_Short task_: Pull out every line with the word "Registry" from the entries below.

_Exercise material_:
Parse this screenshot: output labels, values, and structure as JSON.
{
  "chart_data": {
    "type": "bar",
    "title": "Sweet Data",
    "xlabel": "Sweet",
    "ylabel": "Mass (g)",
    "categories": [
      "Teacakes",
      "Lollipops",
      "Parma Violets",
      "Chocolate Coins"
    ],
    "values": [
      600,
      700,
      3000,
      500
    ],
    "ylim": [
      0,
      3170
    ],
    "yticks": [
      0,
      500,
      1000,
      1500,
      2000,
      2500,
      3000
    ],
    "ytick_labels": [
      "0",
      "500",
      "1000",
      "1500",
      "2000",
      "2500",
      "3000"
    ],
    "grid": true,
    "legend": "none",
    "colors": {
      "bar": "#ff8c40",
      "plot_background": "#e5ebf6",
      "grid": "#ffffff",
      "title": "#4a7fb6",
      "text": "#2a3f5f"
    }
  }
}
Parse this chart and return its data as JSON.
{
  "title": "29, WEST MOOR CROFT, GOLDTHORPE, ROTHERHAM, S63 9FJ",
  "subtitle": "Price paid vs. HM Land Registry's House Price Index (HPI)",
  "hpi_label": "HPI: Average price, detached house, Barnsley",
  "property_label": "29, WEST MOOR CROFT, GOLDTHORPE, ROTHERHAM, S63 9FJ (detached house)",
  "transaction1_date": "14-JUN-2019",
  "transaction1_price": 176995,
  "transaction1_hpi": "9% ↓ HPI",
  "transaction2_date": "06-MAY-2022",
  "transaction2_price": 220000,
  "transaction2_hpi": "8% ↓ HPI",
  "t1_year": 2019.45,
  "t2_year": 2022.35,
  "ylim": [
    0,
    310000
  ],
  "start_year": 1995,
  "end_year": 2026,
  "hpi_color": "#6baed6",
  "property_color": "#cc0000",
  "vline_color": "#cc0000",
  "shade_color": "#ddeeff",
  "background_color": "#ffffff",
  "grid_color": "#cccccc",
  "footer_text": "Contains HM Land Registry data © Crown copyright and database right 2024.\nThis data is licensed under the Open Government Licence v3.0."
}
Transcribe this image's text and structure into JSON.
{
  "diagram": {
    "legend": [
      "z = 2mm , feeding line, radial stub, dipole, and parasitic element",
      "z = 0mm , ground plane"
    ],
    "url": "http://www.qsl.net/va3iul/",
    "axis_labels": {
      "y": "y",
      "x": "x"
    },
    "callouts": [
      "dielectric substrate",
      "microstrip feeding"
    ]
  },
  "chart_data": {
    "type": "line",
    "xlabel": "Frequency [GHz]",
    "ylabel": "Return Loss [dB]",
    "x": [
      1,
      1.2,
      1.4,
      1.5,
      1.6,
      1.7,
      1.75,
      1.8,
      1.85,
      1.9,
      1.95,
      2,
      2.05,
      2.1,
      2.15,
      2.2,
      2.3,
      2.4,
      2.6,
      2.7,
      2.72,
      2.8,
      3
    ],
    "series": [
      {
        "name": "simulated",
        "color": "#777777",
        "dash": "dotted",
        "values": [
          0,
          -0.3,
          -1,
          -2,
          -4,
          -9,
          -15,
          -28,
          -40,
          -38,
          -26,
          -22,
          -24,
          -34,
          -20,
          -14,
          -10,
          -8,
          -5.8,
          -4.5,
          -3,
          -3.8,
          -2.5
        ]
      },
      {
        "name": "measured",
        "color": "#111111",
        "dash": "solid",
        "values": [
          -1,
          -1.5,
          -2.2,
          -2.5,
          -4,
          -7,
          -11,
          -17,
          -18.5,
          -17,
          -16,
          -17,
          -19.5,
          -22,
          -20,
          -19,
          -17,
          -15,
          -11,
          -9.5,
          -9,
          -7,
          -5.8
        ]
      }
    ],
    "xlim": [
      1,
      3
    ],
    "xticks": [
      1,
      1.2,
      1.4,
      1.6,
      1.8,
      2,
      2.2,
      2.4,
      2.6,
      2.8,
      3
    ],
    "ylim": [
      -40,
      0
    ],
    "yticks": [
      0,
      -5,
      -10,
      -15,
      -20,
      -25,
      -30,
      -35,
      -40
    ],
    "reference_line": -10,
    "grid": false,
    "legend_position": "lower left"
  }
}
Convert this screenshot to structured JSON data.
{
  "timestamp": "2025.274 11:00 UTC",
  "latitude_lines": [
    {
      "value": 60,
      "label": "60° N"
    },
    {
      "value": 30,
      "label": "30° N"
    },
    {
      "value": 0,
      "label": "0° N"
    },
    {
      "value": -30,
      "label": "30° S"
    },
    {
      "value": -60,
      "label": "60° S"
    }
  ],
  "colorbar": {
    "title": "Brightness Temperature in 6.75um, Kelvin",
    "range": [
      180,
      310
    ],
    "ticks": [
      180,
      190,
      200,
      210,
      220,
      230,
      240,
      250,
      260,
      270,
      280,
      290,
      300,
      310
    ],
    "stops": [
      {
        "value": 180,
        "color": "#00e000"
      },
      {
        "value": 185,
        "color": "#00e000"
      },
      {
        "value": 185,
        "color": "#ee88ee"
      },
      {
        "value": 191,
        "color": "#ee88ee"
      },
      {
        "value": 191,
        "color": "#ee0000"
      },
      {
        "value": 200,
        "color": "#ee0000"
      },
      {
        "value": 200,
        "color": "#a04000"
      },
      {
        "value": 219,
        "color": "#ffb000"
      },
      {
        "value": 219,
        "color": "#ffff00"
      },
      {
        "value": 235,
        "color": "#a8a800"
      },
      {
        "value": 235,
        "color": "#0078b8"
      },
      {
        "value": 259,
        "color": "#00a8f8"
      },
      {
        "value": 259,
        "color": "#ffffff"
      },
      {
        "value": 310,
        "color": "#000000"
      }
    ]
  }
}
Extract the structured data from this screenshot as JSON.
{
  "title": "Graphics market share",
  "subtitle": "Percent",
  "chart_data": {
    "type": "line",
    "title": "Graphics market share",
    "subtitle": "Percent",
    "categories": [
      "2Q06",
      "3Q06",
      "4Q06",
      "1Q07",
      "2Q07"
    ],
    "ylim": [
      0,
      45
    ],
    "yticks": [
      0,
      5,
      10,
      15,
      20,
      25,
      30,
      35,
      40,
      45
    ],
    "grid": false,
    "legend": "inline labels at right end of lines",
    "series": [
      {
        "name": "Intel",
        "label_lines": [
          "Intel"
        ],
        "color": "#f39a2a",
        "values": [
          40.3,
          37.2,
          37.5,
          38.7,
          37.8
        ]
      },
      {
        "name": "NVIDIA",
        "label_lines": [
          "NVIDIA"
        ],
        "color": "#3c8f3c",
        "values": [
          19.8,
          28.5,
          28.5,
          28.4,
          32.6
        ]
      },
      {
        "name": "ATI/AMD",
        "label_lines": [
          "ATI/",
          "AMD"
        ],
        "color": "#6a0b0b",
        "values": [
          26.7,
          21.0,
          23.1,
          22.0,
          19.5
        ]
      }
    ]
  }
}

_Expected answer_:
  "subtitle": "Price paid vs. HM Land Registry's House Price Index (HPI)",
  "footer_text": "Contains HM Land Registry data © Crown copyright and database right 2024.\nThis data is licensed under the Open Government Licence v3.0."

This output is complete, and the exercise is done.